* [SHORT TASK]
Starting at the line with "Transcribe the text in this document." and stopping at the final line, retype the data below exactly; do not carry over any pictures.

* [RECORDS FOR THE TASK]

<<<<

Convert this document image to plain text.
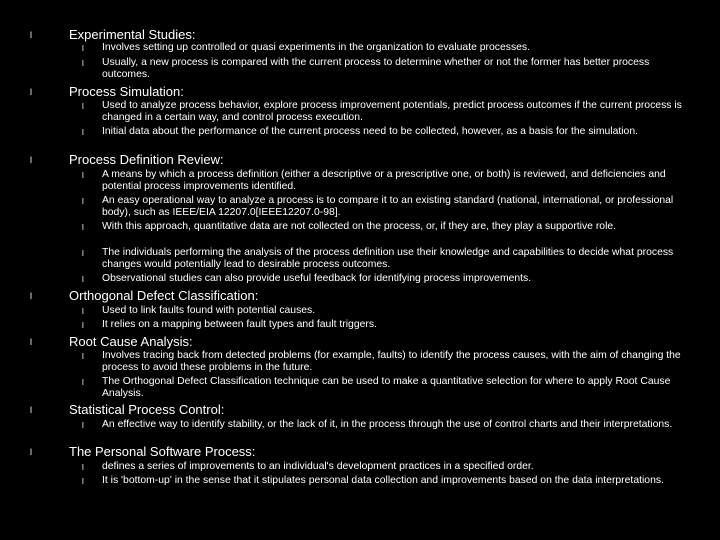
l	Experimental Studies:
l Involves setting up controlled or quasi experiments in the organization to evaluate processes.
l Usually, a new process is compared with the current process to determine whether or not the former has better process outcomes.
l	Process Simulation:
l Used to analyze process behavior, explore process improvement potentials, predict process outcomes if the current process is changed in a certain way, and control process execution.
l Initial data about the performance of the current process need to be collected, however, as a basis for the simulation.
l	Process Definition Review:
l A means by which a process definition (either a descriptive or a prescriptive one, or both) is reviewed, and deficiencies and potential process improvements identified.
l An easy operational way to analyze a process is to compare it to an existing standard (national, international, or professional body), such as IEEE/EIA 12207.0[IEEE12207.0-98].
l With this approach, quantitative data are not collected on the process, or, if they are, they play a supportive role.
l The individuals performing the analysis of the process definition use their knowledge and capabilities to decide what process changes would potentially lead to desirable process outcomes.
l Observational studies can also provide useful feedback for identifying process improvements.
l	Orthogonal Defect Classification:
l Used to link faults found with potential causes.
l It relies on a mapping between fault types and fault triggers.
l	Root Cause Analysis:
l Involves tracing back from detected problems (for example, faults) to identify the process causes, with the aim of changing the process to avoid these problems in the future.
l The Orthogonal Defect Classification technique can be used to make a quantitative selection for where to apply Root Cause Analysis.
l	Statistical Process Control:
l An effective way to identify stability, or the lack of it, in the process through the use of control charts and their interpretations.
l	The Personal Software Process:
l defines a series of improvements to an individual's development practices in a specified order.
l It is 'bottom-up' in the sense that it stipulates personal data collection and improvements based on the data interpretations.
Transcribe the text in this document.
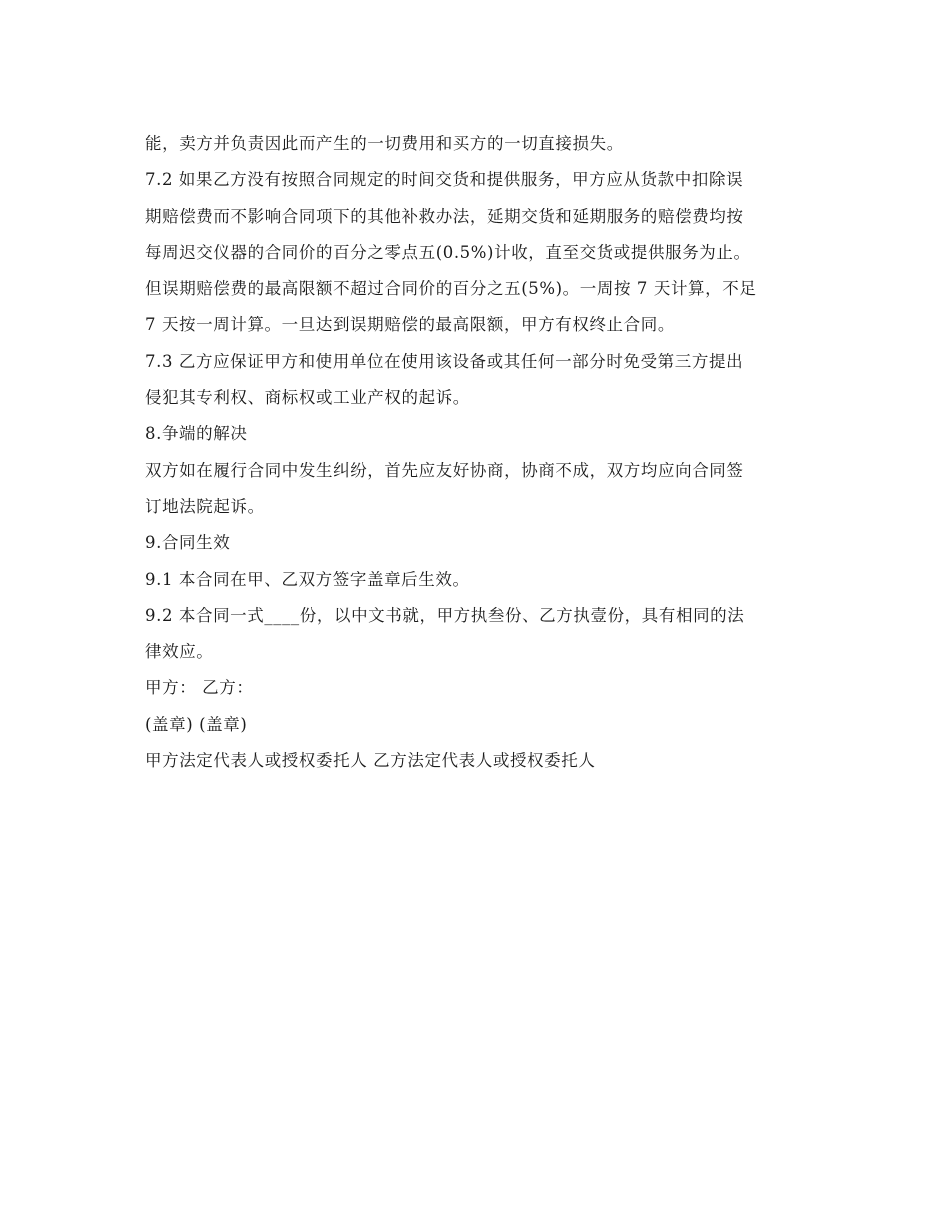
能，卖方并负责因此而产生的一切费用和买方的一切直接损失。
7.2 如果乙方没有按照合同规定的时间交货和提供服务，甲方应从货款中扣除误
期赔偿费而不影响合同项下的其他补救办法，延期交货和延期服务的赔偿费均按
每周迟交仪器的合同价的百分之零点五(0.5%)计收，直至交货或提供服务为止。
但误期赔偿费的最高限额不超过合同价的百分之五(5%)。一周按 7 天计算，不足
7 天按一周计算。一旦达到误期赔偿的最高限额，甲方有权终止合同。
7.3 乙方应保证甲方和使用单位在使用该设备或其任何一部分时免受第三方提出
侵犯其专利权、商标权或工业产权的起诉。
8.争端的解决
双方如在履行合同中发生纠纷，首先应友好协商，协商不成，双方均应向合同签
订地法院起诉。
9.合同生效
9.1 本合同在甲、乙双方签字盖章后生效。
9.2 本合同一式____份，以中文书就，甲方执叁份、乙方执壹份，具有相同的法
律效应。
甲方： 乙方：
(盖章) (盖章)
甲方法定代表人或授权委托人 乙方法定代表人或授权委托人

>>>>

* [SOLUTION]
Transcribe the text in this document.
能，卖方并负责因此而产生的一切费用和买方的一切直接损失。
7.2 如果乙方没有按照合同规定的时间交货和提供服务，甲方应从货款中扣除误
期赔偿费而不影响合同项下的其他补救办法，延期交货和延期服务的赔偿费均按
每周迟交仪器的合同价的百分之零点五(0.5%)计收，直至交货或提供服务为止。
但误期赔偿费的最高限额不超过合同价的百分之五(5%)。一周按 7 天计算，不足
7 天按一周计算。一旦达到误期赔偿的最高限额，甲方有权终止合同。
7.3 乙方应保证甲方和使用单位在使用该设备或其任何一部分时免受第三方提出
侵犯其专利权、商标权或工业产权的起诉。
8.争端的解决
双方如在履行合同中发生纠纷，首先应友好协商，协商不成，双方均应向合同签
订地法院起诉。
9.合同生效
9.1 本合同在甲、乙双方签字盖章后生效。
9.2 本合同一式____份，以中文书就，甲方执叁份、乙方执壹份，具有相同的法
律效应。
甲方： 乙方：
(盖章) (盖章)
甲方法定代表人或授权委托人 乙方法定代表人或授权委托人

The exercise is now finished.